WHAT IS REQUIRED. Your task is to repeat the entries word for word while leaving out the pictures.

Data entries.
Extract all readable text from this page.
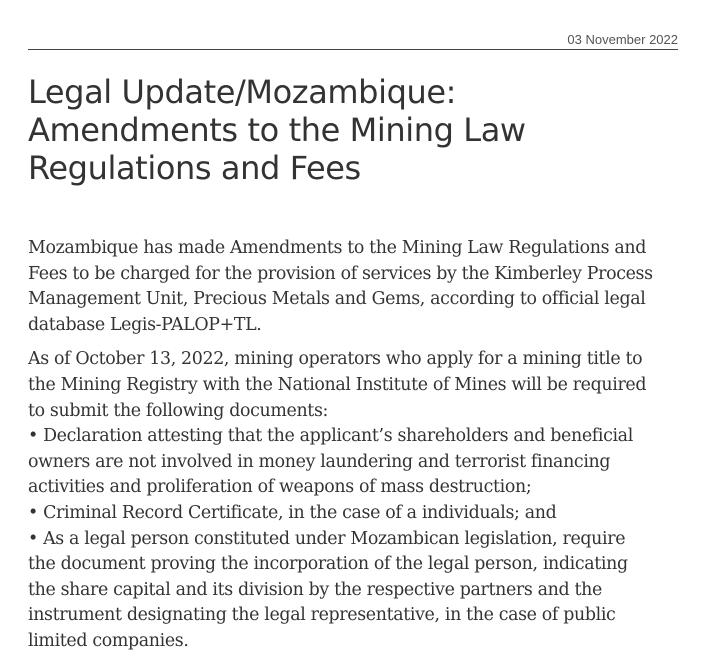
03 November 2022
Legal Update/Mozambique:
Amendments to the Mining Law
Regulations and Fees

Mozambique has made Amendments to the Mining Law Regulations and
Fees to be charged for the provision of services by the Kimberley Process
Management Unit, Precious Metals and Gems, according to official legal
database Legis-PALOP+TL.

As of October 13, 2022, mining operators who apply for a mining title to
the Mining Registry with the National Institute of Mines will be required
to submit the following documents:
• Declaration attesting that the applicant’s shareholders and beneficial
owners are not involved in money laundering and terrorist financing
activities and proliferation of weapons of mass destruction;
• Criminal Record Certificate, in the case of a individuals; and
• As a legal person constituted under Mozambican legislation, require
the document proving the incorporation of the legal person, indicating
the share capital and its division by the respective partners and the
instrument designating the legal representative, in the case of public
limited companies.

REPLY.
Extract all readable text from this page.
03 November 2022
Legal Update/Mozambique:
Amendments to the Mining Law
Regulations and Fees

Mozambique has made Amendments to the Mining Law Regulations and
Fees to be charged for the provision of services by the Kimberley Process
Management Unit, Precious Metals and Gems, according to official legal
database Legis-PALOP+TL.

As of October 13, 2022, mining operators who apply for a mining title to
the Mining Registry with the National Institute of Mines will be required
to submit the following documents:
• Declaration attesting that the applicant’s shareholders and beneficial
owners are not involved in money laundering and terrorist financing
activities and proliferation of weapons of mass destruction;
• Criminal Record Certificate, in the case of a individuals; and
• As a legal person constituted under Mozambican legislation, require
the document proving the incorporation of the legal person, indicating
the share capital and its division by the respective partners and the
instrument designating the legal representative, in the case of public
limited companies.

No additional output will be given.